Supplied data »
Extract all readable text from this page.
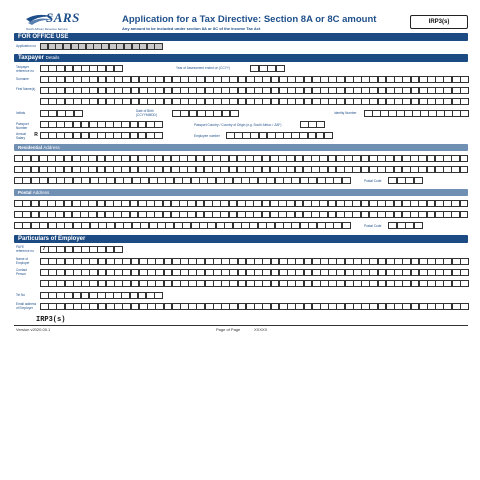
SARS
South African Revenue Service
Application for a Tax Directive: Section 8A or 8C amount
Any amount to be included under section 8A or 8C of the Income Tax Act
IRP3(s)
FOR OFFICE USE
Application no
Taxpayer Details
Taxpayer reference no
Year of Assessment ended on (CCYY)
Surname
First Name(s)
Initials	Date of Birth (CCYYMMDD)	Identity Number
Passport Number
Passport Country / Country of Origin (e.g. South Africa = ZAF)
Annual Salary	R	Employee number
Residential Address
Postal Code
Postal Address
Postal Code
Particulars of Employer
PAYE reference no	7
Name of Employer
Contact Person
Tel No
Email address of Employer
IRP3(s)
Version v2020.00.1	Page of Page	XXXXX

Instruction »
Repeat the data in full and exactly. Omit pictures.

Output for this exercise »
Extract all readable text from this page.
SARS
South African Revenue Service
Application for a Tax Directive: Section 8A or 8C amount
Any amount to be included under section 8A or 8C of the Income Tax Act
IRP3(s)
FOR OFFICE USE
Application no
Taxpayer Details
Taxpayer reference no
Year of Assessment ended on (CCYY)
Surname
First Name(s)
Initials	Date of Birth (CCYYMMDD)	Identity Number
Passport Number
Passport Country / Country of Origin (e.g. South Africa = ZAF)
Annual Salary	R	Employee number
Residential Address
Postal Code
Postal Address
Postal Code
Particulars of Employer
PAYE reference no	7
Name of Employer
Contact Person
Tel No
Email address of Employer
IRP3(s)
Version v2020.00.1	Page of Page	XXXXX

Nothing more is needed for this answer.